Dataset entries »
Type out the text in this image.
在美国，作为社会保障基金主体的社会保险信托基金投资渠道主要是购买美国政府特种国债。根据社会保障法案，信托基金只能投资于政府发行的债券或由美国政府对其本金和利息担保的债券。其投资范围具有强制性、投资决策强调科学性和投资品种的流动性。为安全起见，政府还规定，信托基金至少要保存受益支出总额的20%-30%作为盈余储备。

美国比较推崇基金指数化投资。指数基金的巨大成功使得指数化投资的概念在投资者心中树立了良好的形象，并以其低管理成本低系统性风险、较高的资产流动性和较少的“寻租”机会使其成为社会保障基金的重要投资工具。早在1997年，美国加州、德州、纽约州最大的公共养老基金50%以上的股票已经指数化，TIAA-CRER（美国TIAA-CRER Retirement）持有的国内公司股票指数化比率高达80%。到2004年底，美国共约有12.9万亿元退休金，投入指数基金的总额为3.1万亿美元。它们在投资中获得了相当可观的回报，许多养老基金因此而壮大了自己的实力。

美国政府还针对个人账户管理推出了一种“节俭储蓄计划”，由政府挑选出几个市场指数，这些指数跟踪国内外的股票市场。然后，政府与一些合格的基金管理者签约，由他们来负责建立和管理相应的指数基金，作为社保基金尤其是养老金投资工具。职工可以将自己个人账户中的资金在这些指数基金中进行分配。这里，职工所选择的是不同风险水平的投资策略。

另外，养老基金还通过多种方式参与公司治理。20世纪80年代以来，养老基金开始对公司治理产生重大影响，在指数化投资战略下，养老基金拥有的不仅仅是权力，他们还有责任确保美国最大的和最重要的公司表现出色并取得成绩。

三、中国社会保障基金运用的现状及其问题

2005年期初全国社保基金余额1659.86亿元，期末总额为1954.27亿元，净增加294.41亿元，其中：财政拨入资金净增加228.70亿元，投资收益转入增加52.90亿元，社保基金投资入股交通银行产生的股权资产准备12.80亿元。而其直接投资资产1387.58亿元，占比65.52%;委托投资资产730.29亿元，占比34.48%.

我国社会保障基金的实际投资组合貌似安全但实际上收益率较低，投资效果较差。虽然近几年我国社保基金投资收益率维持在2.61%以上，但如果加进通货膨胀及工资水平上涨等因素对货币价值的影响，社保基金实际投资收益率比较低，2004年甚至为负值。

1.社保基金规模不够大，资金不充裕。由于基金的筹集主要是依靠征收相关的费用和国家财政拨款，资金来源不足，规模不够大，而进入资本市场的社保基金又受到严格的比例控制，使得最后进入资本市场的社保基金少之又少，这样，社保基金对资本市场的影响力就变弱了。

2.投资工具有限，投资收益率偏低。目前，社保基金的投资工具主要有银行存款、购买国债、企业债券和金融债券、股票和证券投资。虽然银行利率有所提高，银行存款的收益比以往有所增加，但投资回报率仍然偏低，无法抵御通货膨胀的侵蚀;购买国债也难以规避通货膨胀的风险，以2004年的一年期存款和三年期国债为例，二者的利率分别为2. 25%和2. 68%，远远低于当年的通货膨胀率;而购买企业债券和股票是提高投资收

Your task » Give back all the data exactly as written.

The response »
Type out the text in this image.
在美国，作为社会保障基金主体的社会保险信托基金投资渠道主要是购买美国政府特种国债。根据社会保障法案，信托基金只能投资于政府发行的债券或由美国政府对其本金和利息担保的债券。其投资范围具有强制性、投资决策强调科学性和投资品种的流动性。为安全起见，政府还规定，信托基金至少要保存受益支出总额的20%-30%作为盈余储备。

美国比较推崇基金指数化投资。指数基金的巨大成功使得指数化投资的概念在投资者心中树立了良好的形象，并以其低管理成本低系统性风险、较高的资产流动性和较少的“寻租”机会使其成为社会保障基金的重要投资工具。早在1997年，美国加州、德州、纽约州最大的公共养老基金50%以上的股票已经指数化，TIAA-CRER（美国TIAA-CRER Retirement）持有的国内公司股票指数化比率高达80%。到2004年底，美国共约有12.9万亿元退休金，投入指数基金的总额为3.1万亿美元。它们在投资中获得了相当可观的回报，许多养老基金因此而壮大了自己的实力。

美国政府还针对个人账户管理推出了一种“节俭储蓄计划”，由政府挑选出几个市场指数，这些指数跟踪国内外的股票市场。然后，政府与一些合格的基金管理者签约，由他们来负责建立和管理相应的指数基金，作为社保基金尤其是养老金投资工具。职工可以将自己个人账户中的资金在这些指数基金中进行分配。这里，职工所选择的是不同风险水平的投资策略。

另外，养老基金还通过多种方式参与公司治理。20世纪80年代以来，养老基金开始对公司治理产生重大影响，在指数化投资战略下，养老基金拥有的不仅仅是权力，他们还有责任确保美国最大的和最重要的公司表现出色并取得成绩。

三、中国社会保障基金运用的现状及其问题

2005年期初全国社保基金余额1659.86亿元，期末总额为1954.27亿元，净增加294.41亿元，其中：财政拨入资金净增加228.70亿元，投资收益转入增加52.90亿元，社保基金投资入股交通银行产生的股权资产准备12.80亿元。而其直接投资资产1387.58亿元，占比65.52%;委托投资资产730.29亿元，占比34.48%.

我国社会保障基金的实际投资组合貌似安全但实际上收益率较低，投资效果较差。虽然近几年我国社保基金投资收益率维持在2.61%以上，但如果加进通货膨胀及工资水平上涨等因素对货币价值的影响，社保基金实际投资收益率比较低，2004年甚至为负值。

1.社保基金规模不够大，资金不充裕。由于基金的筹集主要是依靠征收相关的费用和国家财政拨款，资金来源不足，规模不够大，而进入资本市场的社保基金又受到严格的比例控制，使得最后进入资本市场的社保基金少之又少，这样，社保基金对资本市场的影响力就变弱了。

2.投资工具有限，投资收益率偏低。目前，社保基金的投资工具主要有银行存款、购买国债、企业债券和金融债券、股票和证券投资。虽然银行利率有所提高，银行存款的收益比以往有所增加，但投资回报率仍然偏低，无法抵御通货膨胀的侵蚀;购买国债也难以规避通货膨胀的风险，以2004年的一年期存款和三年期国债为例，二者的利率分别为2. 25%和2. 68%，远远低于当年的通货膨胀率;而购买企业债券和股票是提高投资收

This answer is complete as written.